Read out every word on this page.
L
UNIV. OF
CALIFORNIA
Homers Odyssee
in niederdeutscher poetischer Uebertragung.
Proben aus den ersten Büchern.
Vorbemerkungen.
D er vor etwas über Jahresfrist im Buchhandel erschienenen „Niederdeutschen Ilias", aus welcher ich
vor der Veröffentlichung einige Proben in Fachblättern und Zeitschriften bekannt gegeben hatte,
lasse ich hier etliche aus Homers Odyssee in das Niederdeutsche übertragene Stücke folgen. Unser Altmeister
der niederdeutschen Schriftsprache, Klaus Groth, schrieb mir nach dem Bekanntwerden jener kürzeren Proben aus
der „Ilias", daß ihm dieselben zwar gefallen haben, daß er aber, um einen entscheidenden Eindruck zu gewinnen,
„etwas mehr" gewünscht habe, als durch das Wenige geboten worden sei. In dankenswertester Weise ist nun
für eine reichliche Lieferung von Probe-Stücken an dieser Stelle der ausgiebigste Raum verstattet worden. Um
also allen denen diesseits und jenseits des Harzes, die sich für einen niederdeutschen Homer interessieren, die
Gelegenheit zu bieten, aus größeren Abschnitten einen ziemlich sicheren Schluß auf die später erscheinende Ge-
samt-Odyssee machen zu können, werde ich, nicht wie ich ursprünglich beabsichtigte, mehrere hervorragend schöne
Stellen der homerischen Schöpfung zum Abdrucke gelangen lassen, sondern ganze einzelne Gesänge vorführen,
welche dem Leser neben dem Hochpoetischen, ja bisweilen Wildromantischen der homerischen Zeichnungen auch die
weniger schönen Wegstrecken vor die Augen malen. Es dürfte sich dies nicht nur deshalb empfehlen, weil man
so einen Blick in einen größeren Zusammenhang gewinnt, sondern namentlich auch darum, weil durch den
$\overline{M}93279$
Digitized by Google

_Problem statement_
Show every line in the records above that contains the word "größeren".

_Exercise response_
Gelegenheit zu bieten, aus größeren Abschnitten einen ziemlich sicheren Schluß auf die später erscheinende Ge-
so einen Blick in einen größeren Zusammenhang gewinnt, sondern namentlich auch darum, weil durch den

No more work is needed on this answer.